• SUPPLIED MATERIAL:
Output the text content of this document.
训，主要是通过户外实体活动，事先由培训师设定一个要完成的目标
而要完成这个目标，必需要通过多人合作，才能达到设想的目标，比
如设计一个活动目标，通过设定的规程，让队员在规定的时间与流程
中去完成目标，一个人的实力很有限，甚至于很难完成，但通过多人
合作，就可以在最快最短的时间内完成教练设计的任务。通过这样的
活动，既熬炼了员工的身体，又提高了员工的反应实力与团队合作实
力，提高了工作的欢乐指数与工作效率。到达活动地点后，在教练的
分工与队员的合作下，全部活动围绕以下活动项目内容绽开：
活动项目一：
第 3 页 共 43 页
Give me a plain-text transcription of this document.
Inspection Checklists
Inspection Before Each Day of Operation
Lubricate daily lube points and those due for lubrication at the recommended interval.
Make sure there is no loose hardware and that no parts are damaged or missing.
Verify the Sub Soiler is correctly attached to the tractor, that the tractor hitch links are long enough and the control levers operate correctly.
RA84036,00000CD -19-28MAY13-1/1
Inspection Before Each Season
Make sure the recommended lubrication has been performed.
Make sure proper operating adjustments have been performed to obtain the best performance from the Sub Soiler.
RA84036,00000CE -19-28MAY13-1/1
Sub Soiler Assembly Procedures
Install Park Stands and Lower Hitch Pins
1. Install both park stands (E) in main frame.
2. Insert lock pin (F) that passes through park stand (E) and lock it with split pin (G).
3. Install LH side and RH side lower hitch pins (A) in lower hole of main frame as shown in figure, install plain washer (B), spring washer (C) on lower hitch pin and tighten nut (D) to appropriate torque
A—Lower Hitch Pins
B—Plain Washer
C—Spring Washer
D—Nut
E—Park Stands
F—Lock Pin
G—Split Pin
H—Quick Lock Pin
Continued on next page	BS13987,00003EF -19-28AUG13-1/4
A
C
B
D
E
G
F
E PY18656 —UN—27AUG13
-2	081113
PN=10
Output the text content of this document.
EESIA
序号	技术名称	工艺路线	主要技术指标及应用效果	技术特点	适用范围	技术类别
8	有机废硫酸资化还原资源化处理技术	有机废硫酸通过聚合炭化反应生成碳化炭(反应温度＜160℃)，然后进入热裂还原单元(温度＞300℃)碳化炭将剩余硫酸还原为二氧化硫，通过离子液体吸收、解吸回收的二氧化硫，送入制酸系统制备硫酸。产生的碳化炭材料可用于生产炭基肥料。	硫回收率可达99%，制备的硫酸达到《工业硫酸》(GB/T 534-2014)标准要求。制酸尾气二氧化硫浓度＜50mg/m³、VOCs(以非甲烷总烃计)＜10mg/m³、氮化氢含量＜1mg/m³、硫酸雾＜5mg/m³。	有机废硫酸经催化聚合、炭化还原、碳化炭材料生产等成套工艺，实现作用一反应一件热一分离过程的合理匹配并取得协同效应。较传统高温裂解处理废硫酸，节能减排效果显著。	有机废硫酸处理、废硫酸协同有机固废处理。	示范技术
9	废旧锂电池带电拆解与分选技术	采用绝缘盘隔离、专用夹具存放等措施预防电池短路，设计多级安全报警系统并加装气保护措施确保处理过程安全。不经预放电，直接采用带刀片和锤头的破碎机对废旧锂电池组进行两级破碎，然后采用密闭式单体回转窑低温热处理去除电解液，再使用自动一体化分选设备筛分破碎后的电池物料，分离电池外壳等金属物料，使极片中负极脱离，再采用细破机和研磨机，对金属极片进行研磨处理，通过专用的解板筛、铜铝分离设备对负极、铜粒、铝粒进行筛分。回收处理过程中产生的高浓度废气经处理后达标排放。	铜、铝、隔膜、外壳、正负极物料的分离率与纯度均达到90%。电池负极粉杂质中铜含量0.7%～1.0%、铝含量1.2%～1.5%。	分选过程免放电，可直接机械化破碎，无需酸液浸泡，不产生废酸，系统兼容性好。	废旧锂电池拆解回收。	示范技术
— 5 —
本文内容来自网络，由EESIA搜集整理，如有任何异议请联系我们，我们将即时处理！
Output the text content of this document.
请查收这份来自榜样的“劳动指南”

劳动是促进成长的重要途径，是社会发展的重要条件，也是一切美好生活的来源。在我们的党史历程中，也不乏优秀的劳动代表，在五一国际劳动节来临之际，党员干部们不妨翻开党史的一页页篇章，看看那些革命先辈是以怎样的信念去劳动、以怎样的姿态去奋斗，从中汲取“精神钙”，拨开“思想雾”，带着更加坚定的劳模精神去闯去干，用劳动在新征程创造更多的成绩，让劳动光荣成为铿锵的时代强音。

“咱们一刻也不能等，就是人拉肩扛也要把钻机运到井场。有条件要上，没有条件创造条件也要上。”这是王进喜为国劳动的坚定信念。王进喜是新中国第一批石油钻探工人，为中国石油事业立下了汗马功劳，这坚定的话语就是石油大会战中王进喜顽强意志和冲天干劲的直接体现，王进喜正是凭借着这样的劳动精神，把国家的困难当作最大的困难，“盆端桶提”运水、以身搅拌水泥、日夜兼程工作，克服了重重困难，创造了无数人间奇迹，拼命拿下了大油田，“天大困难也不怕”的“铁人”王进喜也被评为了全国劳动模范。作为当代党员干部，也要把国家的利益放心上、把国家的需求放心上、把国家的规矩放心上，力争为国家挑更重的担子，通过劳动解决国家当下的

• EXERCISE DESCRIPTION:
Can you give every line above again, exactly as written?

• TASK RESPONSE:
Output the text content of this document.
训，主要是通过户外实体活动，事先由培训师设定一个要完成的目标
而要完成这个目标，必需要通过多人合作，才能达到设想的目标，比
如设计一个活动目标，通过设定的规程，让队员在规定的时间与流程
中去完成目标，一个人的实力很有限，甚至于很难完成，但通过多人
合作，就可以在最快最短的时间内完成教练设计的任务。通过这样的
活动，既熬炼了员工的身体，又提高了员工的反应实力与团队合作实
力，提高了工作的欢乐指数与工作效率。到达活动地点后，在教练的
分工与队员的合作下，全部活动围绕以下活动项目内容绽开：
活动项目一：
第 3 页 共 43 页
Give me a plain-text transcription of this document.
Inspection Checklists
Inspection Before Each Day of Operation
Lubricate daily lube points and those due for lubrication at the recommended interval.
Make sure there is no loose hardware and that no parts are damaged or missing.
Verify the Sub Soiler is correctly attached to the tractor, that the tractor hitch links are long enough and the control levers operate correctly.
RA84036,00000CD -19-28MAY13-1/1
Inspection Before Each Season
Make sure the recommended lubrication has been performed.
Make sure proper operating adjustments have been performed to obtain the best performance from the Sub Soiler.
RA84036,00000CE -19-28MAY13-1/1
Sub Soiler Assembly Procedures
Install Park Stands and Lower Hitch Pins
1. Install both park stands (E) in main frame.
2. Insert lock pin (F) that passes through park stand (E) and lock it with split pin (G).
3. Install LH side and RH side lower hitch pins (A) in lower hole of main frame as shown in figure, install plain washer (B), spring washer (C) on lower hitch pin and tighten nut (D) to appropriate torque
A—Lower Hitch Pins
B—Plain Washer
C—Spring Washer
D—Nut
E—Park Stands
F—Lock Pin
G—Split Pin
H—Quick Lock Pin
Continued on next page	BS13987,00003EF -19-28AUG13-1/4
A
C
B
D
E
G
F
E PY18656 —UN—27AUG13
-2	081113
PN=10
Output the text content of this document.
EESIA
序号	技术名称	工艺路线	主要技术指标及应用效果	技术特点	适用范围	技术类别
8	有机废硫酸资化还原资源化处理技术	有机废硫酸通过聚合炭化反应生成碳化炭(反应温度＜160℃)，然后进入热裂还原单元(温度＞300℃)碳化炭将剩余硫酸还原为二氧化硫，通过离子液体吸收、解吸回收的二氧化硫，送入制酸系统制备硫酸。产生的碳化炭材料可用于生产炭基肥料。	硫回收率可达99%，制备的硫酸达到《工业硫酸》(GB/T 534-2014)标准要求。制酸尾气二氧化硫浓度＜50mg/m³、VOCs(以非甲烷总烃计)＜10mg/m³、氮化氢含量＜1mg/m³、硫酸雾＜5mg/m³。	有机废硫酸经催化聚合、炭化还原、碳化炭材料生产等成套工艺，实现作用一反应一件热一分离过程的合理匹配并取得协同效应。较传统高温裂解处理废硫酸，节能减排效果显著。	有机废硫酸处理、废硫酸协同有机固废处理。	示范技术
9	废旧锂电池带电拆解与分选技术	采用绝缘盘隔离、专用夹具存放等措施预防电池短路，设计多级安全报警系统并加装气保护措施确保处理过程安全。不经预放电，直接采用带刀片和锤头的破碎机对废旧锂电池组进行两级破碎，然后采用密闭式单体回转窑低温热处理去除电解液，再使用自动一体化分选设备筛分破碎后的电池物料，分离电池外壳等金属物料，使极片中负极脱离，再采用细破机和研磨机，对金属极片进行研磨处理，通过专用的解板筛、铜铝分离设备对负极、铜粒、铝粒进行筛分。回收处理过程中产生的高浓度废气经处理后达标排放。	铜、铝、隔膜、外壳、正负极物料的分离率与纯度均达到90%。电池负极粉杂质中铜含量0.7%～1.0%、铝含量1.2%～1.5%。	分选过程免放电，可直接机械化破碎，无需酸液浸泡，不产生废酸，系统兼容性好。	废旧锂电池拆解回收。	示范技术
— 5 —
本文内容来自网络，由EESIA搜集整理，如有任何异议请联系我们，我们将即时处理！
Output the text content of this document.
请查收这份来自榜样的“劳动指南”

劳动是促进成长的重要途径，是社会发展的重要条件，也是一切美好生活的来源。在我们的党史历程中，也不乏优秀的劳动代表，在五一国际劳动节来临之际，党员干部们不妨翻开党史的一页页篇章，看看那些革命先辈是以怎样的信念去劳动、以怎样的姿态去奋斗，从中汲取“精神钙”，拨开“思想雾”，带着更加坚定的劳模精神去闯去干，用劳动在新征程创造更多的成绩，让劳动光荣成为铿锵的时代强音。

“咱们一刻也不能等，就是人拉肩扛也要把钻机运到井场。有条件要上，没有条件创造条件也要上。”这是王进喜为国劳动的坚定信念。王进喜是新中国第一批石油钻探工人，为中国石油事业立下了汗马功劳，这坚定的话语就是石油大会战中王进喜顽强意志和冲天干劲的直接体现，王进喜正是凭借着这样的劳动精神，把国家的困难当作最大的困难，“盆端桶提”运水、以身搅拌水泥、日夜兼程工作，克服了重重困难，创造了无数人间奇迹，拼命拿下了大油田，“天大困难也不怕”的“铁人”王进喜也被评为了全国劳动模范。作为当代党员干部，也要把国家的利益放心上、把国家的需求放心上、把国家的规矩放心上，力争为国家挑更重的担子，通过劳动解决国家当下的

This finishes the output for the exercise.